**Goal**: Pull out every line containing the string "places".

[A run of records]
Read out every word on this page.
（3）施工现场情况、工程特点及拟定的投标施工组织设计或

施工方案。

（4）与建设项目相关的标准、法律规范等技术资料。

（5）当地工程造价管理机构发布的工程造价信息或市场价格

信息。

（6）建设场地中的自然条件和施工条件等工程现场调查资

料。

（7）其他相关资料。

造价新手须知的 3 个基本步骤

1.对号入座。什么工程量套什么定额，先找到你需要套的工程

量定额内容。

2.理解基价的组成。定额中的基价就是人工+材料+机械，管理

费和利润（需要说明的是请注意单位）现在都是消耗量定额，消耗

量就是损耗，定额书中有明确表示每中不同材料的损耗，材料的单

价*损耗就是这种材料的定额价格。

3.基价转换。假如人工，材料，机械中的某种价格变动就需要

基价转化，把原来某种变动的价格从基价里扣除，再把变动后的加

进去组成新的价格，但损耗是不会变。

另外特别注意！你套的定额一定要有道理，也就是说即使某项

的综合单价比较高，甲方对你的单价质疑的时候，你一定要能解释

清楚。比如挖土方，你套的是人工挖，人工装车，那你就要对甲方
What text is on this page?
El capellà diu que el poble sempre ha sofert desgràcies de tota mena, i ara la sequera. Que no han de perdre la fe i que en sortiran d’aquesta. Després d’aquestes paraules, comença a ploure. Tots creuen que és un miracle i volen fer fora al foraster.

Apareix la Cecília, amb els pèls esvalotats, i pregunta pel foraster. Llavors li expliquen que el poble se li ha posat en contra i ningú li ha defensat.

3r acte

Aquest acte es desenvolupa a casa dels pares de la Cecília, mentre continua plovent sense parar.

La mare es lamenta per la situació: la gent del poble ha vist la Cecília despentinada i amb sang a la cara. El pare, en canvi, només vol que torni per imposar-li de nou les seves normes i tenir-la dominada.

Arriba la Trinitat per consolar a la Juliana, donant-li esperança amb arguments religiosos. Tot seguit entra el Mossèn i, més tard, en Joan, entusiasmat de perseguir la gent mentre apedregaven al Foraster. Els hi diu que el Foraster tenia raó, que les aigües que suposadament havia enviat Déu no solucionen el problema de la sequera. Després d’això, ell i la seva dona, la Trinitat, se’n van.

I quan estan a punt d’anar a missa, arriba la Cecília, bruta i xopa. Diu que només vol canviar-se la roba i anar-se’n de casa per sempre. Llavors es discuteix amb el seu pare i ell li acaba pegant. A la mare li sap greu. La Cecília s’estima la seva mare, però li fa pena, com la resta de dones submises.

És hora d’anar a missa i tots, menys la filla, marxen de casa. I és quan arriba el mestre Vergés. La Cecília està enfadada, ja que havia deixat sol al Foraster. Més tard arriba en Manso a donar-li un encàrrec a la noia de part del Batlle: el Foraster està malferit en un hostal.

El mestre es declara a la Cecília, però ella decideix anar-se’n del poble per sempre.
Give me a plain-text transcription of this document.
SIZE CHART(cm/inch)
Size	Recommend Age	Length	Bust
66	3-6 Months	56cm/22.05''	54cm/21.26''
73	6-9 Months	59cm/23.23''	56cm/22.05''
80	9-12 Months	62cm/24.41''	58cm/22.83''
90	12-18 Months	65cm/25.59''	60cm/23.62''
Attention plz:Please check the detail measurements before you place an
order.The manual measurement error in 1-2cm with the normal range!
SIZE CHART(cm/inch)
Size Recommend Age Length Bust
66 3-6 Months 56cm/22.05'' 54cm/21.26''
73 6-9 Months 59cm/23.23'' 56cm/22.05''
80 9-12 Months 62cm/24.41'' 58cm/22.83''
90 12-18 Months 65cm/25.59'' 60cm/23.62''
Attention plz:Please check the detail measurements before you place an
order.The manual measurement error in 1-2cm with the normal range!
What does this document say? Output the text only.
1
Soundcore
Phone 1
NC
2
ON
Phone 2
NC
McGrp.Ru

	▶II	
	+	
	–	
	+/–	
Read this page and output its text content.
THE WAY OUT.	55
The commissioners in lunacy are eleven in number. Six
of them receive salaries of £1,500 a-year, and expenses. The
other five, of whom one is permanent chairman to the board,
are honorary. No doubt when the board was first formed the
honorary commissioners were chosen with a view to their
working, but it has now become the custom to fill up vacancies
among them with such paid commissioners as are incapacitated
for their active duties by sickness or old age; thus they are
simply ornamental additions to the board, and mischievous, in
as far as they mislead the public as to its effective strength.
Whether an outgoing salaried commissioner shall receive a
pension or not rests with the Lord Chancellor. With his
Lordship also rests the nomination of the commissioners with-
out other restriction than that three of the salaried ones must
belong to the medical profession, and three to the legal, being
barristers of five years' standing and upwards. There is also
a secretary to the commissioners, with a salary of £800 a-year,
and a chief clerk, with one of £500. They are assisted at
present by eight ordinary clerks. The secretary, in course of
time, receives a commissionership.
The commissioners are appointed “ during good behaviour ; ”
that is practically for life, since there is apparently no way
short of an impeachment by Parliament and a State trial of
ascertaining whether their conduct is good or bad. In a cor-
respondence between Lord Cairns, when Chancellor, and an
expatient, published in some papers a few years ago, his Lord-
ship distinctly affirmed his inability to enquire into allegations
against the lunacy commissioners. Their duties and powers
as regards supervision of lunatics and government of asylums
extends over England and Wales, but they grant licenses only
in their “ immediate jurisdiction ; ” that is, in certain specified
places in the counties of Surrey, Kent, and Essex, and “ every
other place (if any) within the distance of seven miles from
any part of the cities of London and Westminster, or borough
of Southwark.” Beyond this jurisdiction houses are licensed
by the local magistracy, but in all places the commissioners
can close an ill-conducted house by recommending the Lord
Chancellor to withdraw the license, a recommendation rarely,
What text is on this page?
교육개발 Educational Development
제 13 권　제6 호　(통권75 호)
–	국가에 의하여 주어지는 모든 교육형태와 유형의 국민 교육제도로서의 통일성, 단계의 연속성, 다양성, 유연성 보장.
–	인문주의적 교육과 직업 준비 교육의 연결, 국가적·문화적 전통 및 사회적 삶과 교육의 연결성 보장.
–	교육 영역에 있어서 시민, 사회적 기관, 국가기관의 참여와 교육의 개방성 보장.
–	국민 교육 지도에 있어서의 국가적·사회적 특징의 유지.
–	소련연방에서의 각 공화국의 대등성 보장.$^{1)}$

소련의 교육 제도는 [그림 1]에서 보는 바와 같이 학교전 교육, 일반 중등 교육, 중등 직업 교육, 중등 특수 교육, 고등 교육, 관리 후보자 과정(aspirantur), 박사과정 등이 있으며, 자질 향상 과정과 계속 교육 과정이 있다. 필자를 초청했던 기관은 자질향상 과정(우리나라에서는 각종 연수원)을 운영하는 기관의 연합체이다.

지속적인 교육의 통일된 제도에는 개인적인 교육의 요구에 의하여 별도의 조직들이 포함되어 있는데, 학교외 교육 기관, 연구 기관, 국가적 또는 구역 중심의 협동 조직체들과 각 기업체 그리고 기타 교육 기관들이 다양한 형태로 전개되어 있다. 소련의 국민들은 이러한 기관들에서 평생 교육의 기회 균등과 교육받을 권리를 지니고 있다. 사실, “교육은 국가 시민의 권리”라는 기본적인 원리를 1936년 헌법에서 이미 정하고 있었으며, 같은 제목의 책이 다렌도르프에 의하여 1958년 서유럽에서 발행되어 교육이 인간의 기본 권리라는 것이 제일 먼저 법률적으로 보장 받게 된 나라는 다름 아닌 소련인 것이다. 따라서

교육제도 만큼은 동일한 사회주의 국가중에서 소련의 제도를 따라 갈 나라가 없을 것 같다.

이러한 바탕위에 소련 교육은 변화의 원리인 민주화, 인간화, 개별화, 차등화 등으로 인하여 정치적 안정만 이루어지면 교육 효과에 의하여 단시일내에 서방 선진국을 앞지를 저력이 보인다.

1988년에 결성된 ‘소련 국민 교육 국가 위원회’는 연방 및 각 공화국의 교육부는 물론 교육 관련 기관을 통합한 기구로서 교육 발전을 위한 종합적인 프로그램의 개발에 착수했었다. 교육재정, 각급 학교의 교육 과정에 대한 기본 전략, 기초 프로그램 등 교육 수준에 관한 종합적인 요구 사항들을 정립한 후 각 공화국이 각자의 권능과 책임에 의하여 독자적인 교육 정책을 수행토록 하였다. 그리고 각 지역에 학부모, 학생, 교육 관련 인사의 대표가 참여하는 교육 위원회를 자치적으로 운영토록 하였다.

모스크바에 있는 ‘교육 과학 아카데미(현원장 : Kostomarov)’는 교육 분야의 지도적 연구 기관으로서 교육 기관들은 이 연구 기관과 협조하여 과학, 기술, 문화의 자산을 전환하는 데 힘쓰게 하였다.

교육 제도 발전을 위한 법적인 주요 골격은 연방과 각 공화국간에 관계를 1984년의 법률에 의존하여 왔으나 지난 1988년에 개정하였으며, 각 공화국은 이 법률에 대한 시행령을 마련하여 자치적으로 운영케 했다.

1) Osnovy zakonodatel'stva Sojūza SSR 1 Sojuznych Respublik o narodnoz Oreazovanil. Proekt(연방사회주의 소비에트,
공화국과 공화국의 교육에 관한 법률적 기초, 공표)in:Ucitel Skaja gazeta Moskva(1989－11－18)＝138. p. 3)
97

**Answer for this exercise**:
places in the counties of Surrey, Kent, and Essex, and “ every
by the local magistracy, but in all places the commissioners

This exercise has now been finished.